PASSAGE SHOWN:
================
I know what you are all thinking: “Um, Jacinta, you promised us a part two of that AMAZING historical fashion overview…what on earth is this?? I’ve been on pins and needles ALL WEEK waiting to see how fashion changed once it hit the 1850s!”
Don’t worry, I haven’t forgotten. Part 2 is coming next month. This is just my way of keeping you all interested (and no, you can’t correct me on that – of COURSE you are all as interested in fashion as me!).
But this week, continuing my recent theme of sharing beloved historical things I learn by researching and doing…I’m going back on the trail! (Yes, I hear you groaning–stop pretending! You know you love my trail talk!) Yes, I do love the overland trail. And since I’m still living and breathing it through edits on my book, I’ve decided to take the excuse to do a slower walk through the trail than I did during my 2021 trip when I had only a couple weeks to run through it.
So, as I am doing with historical fashion, I’m going to start with an overview! The issue here is narrowing it down….because there is SO MUCH one could say in an overview. But, I’ll try to take feelings into consideration here and remind myself that, as much as I thought every stop on the trail would be overrun with tourists, it wasn’t, which probably means lighter is better. At least to start with. No promises for later.
================
WRITTEN PROBLEM 1: In the post about the overland trail, list in order every word longer than one letter that is written entirely in capital letters.
WRITTEN PROBLEM 2: Go on with the post about the overland trail, picking up after its final sentence.

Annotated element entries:
================
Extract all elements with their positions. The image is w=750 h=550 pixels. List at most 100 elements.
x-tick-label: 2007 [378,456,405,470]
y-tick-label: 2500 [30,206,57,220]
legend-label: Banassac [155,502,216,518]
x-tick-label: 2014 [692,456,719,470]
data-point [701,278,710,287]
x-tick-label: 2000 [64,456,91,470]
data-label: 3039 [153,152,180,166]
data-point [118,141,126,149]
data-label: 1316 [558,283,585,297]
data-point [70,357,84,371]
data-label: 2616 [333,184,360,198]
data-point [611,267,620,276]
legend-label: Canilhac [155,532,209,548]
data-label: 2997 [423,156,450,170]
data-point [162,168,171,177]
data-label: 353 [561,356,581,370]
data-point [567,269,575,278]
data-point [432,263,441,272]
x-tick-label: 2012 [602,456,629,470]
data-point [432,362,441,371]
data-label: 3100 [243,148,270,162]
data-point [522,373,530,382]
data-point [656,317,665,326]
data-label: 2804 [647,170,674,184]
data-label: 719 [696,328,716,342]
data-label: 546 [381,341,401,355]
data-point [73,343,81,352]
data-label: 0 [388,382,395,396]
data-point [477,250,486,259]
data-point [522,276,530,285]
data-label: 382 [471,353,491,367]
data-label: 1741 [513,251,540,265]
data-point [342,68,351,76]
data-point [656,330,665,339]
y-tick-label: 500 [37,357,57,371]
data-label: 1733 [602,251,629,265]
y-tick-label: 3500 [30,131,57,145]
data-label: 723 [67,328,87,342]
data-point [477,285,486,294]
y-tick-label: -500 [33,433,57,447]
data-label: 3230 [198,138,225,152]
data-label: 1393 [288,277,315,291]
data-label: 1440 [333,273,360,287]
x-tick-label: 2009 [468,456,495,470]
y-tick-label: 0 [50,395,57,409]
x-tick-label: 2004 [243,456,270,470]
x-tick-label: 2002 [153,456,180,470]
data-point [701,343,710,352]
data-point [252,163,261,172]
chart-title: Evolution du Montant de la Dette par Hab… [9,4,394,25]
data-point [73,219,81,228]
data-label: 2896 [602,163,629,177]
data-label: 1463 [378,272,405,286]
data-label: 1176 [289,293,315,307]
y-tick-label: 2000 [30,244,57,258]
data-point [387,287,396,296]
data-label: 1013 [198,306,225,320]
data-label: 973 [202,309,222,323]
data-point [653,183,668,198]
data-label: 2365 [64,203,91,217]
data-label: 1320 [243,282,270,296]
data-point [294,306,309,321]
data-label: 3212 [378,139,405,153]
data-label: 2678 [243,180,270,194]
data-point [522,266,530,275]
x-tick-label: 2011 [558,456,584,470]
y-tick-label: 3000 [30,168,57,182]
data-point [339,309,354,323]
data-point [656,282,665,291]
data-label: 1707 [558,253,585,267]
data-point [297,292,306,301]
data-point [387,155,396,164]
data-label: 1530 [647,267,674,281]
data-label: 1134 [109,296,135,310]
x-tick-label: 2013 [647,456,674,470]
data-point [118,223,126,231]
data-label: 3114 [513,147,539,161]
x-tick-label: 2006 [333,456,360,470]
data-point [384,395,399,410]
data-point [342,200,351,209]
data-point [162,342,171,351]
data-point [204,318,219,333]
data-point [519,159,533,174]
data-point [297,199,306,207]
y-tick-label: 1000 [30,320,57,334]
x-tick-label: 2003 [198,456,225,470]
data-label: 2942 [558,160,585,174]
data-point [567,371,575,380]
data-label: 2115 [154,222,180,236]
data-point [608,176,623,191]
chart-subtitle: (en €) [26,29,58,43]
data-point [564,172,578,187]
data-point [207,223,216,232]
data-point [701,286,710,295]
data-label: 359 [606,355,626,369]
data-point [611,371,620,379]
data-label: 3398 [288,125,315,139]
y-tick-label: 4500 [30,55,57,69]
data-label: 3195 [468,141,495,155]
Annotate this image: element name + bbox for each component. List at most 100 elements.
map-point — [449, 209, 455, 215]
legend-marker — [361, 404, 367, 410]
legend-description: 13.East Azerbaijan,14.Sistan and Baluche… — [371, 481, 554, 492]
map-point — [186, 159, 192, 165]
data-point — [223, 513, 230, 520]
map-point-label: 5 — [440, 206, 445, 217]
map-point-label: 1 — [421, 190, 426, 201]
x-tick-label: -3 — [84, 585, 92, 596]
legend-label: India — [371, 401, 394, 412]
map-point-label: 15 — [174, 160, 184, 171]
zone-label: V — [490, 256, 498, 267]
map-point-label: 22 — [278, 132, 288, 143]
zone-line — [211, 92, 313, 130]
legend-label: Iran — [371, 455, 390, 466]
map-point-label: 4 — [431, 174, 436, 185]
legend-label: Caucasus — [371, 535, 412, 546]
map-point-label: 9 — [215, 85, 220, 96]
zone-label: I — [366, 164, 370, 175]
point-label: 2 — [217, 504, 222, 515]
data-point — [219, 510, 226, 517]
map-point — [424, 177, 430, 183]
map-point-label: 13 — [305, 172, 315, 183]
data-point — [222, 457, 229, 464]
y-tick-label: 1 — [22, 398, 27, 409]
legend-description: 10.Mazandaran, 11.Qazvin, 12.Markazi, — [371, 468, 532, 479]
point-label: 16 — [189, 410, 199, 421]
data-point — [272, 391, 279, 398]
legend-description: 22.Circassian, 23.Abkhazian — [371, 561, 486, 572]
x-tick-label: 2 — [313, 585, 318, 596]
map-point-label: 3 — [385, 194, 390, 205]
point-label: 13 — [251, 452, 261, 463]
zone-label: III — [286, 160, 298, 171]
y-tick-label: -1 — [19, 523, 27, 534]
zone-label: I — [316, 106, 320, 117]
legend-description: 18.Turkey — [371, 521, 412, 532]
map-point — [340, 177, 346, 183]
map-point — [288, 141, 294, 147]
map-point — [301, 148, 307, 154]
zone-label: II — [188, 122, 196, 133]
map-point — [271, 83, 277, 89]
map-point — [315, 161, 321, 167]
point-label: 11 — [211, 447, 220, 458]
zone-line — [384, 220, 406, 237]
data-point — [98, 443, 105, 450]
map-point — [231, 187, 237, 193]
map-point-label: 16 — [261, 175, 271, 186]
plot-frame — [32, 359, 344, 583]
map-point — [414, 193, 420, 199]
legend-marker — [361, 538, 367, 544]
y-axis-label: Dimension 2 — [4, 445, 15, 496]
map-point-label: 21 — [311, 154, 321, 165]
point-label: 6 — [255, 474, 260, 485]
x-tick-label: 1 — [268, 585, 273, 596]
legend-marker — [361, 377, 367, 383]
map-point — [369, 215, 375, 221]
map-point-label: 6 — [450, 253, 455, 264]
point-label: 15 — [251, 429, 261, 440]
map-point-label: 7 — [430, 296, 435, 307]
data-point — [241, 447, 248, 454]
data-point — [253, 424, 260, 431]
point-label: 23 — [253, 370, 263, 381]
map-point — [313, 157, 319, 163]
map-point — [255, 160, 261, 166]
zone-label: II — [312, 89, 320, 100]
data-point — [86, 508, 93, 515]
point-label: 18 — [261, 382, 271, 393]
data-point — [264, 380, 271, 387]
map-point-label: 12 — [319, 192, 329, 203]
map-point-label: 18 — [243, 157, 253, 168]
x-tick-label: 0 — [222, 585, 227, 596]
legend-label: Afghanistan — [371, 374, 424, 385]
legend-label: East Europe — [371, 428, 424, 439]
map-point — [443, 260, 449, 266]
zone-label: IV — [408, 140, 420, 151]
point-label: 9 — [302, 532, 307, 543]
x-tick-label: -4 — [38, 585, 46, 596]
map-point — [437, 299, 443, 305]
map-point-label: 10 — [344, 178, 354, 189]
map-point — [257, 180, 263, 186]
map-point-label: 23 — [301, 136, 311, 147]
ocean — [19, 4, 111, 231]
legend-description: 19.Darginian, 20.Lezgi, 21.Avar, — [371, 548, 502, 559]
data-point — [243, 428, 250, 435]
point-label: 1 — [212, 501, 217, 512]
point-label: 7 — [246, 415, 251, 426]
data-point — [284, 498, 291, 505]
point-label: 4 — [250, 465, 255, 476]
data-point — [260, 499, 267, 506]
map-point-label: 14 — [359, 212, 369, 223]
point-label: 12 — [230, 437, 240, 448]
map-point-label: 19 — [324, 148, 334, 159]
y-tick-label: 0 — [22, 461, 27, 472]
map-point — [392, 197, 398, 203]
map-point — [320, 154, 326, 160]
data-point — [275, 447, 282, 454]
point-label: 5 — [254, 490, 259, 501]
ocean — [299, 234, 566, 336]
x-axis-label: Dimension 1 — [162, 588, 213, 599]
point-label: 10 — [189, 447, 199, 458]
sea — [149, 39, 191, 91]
================
FINAL RESULT 1: AMAZING, ALL, WEEK, COURSE, SO, MUCH

FINAL RESULT 2:
Overland Trail Overview
What is the Overland Trail?
Though it isn’t as common a term as the Oregon Trail, thanks to the beloved video game, the overland trail can refer to ANY of the trails that went west. And, yes, there were more than two. Most of them started in one of the many jumping off points in the Midwest (which I’ll talk about in a later post) Here are the bigger ones:
- The Oregon Trail (shocking, I know): Ended in….wait for it…Oregon! Well, and sometimes Washington. Usually around Portland or Vancouver. About 2,000 miles.
- The California Trail (clearly): Could end in many parts of California, depending on which branch you took. Most often was Sacramento, thanks to the gold rush, but there were break-offs for lots of parts. About 1,500 miles.
- The Santa Fe trail: End in New Mexico, usually Santa Fe itself. About 900 miles.
- The Mormon Trail: Ended in Salt Lake City, Utah. About 1,300 miles, and usually traveled with handcarts rather than wagons!
Any time you go to explore the Oregon Trail, you’ll almost always run into stops for all the above, as well! But for my specific overview, I’m concentrating on the Oregon/California Trial.
What years did the Oregon/California trails function?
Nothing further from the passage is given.